◆ **Task material**:
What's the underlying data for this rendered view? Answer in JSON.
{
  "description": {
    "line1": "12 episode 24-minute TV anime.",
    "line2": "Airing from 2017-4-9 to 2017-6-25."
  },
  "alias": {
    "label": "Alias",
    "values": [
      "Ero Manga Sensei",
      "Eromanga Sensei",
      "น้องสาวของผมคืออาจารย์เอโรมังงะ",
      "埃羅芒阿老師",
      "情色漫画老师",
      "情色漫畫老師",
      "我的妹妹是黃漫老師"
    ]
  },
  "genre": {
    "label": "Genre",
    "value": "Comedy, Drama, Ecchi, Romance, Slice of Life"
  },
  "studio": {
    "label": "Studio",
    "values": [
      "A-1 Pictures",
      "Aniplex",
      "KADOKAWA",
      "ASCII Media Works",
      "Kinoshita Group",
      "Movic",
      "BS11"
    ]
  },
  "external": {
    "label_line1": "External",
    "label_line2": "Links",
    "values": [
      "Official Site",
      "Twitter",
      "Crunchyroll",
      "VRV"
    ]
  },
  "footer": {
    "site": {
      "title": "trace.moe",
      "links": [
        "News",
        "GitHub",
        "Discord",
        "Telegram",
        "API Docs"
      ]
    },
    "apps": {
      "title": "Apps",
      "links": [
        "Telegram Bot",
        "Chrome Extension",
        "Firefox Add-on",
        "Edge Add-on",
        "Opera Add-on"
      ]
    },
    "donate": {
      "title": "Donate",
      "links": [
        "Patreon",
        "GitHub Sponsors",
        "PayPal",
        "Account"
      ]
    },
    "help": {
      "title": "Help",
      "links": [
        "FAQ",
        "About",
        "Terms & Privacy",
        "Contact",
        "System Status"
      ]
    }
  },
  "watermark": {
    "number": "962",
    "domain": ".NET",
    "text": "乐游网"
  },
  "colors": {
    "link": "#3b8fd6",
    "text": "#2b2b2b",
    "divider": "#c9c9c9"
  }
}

◆ **Exercise**: Print the material above once more, exactly.

◆ **Completed exercise**:
What's the underlying data for this rendered view? Answer in JSON.
{
  "description": {
    "line1": "12 episode 24-minute TV anime.",
    "line2": "Airing from 2017-4-9 to 2017-6-25."
  },
  "alias": {
    "label": "Alias",
    "values": [
      "Ero Manga Sensei",
      "Eromanga Sensei",
      "น้องสาวของผมคืออาจารย์เอโรมังงะ",
      "埃羅芒阿老師",
      "情色漫画老师",
      "情色漫畫老師",
      "我的妹妹是黃漫老師"
    ]
  },
  "genre": {
    "label": "Genre",
    "value": "Comedy, Drama, Ecchi, Romance, Slice of Life"
  },
  "studio": {
    "label": "Studio",
    "values": [
      "A-1 Pictures",
      "Aniplex",
      "KADOKAWA",
      "ASCII Media Works",
      "Kinoshita Group",
      "Movic",
      "BS11"
    ]
  },
  "external": {
    "label_line1": "External",
    "label_line2": "Links",
    "values": [
      "Official Site",
      "Twitter",
      "Crunchyroll",
      "VRV"
    ]
  },
  "footer": {
    "site": {
      "title": "trace.moe",
      "links": [
        "News",
        "GitHub",
        "Discord",
        "Telegram",
        "API Docs"
      ]
    },
    "apps": {
      "title": "Apps",
      "links": [
        "Telegram Bot",
        "Chrome Extension",
        "Firefox Add-on",
        "Edge Add-on",
        "Opera Add-on"
      ]
    },
    "donate": {
      "title": "Donate",
      "links": [
        "Patreon",
        "GitHub Sponsors",
        "PayPal",
        "Account"
      ]
    },
    "help": {
      "title": "Help",
      "links": [
        "FAQ",
        "About",
        "Terms & Privacy",
        "Contact",
        "System Status"
      ]
    }
  },
  "watermark": {
    "number": "962",
    "domain": ".NET",
    "text": "乐游网"
  },
  "colors": {
    "link": "#3b8fd6",
    "text": "#2b2b2b",
    "divider": "#c9c9c9"
  }
}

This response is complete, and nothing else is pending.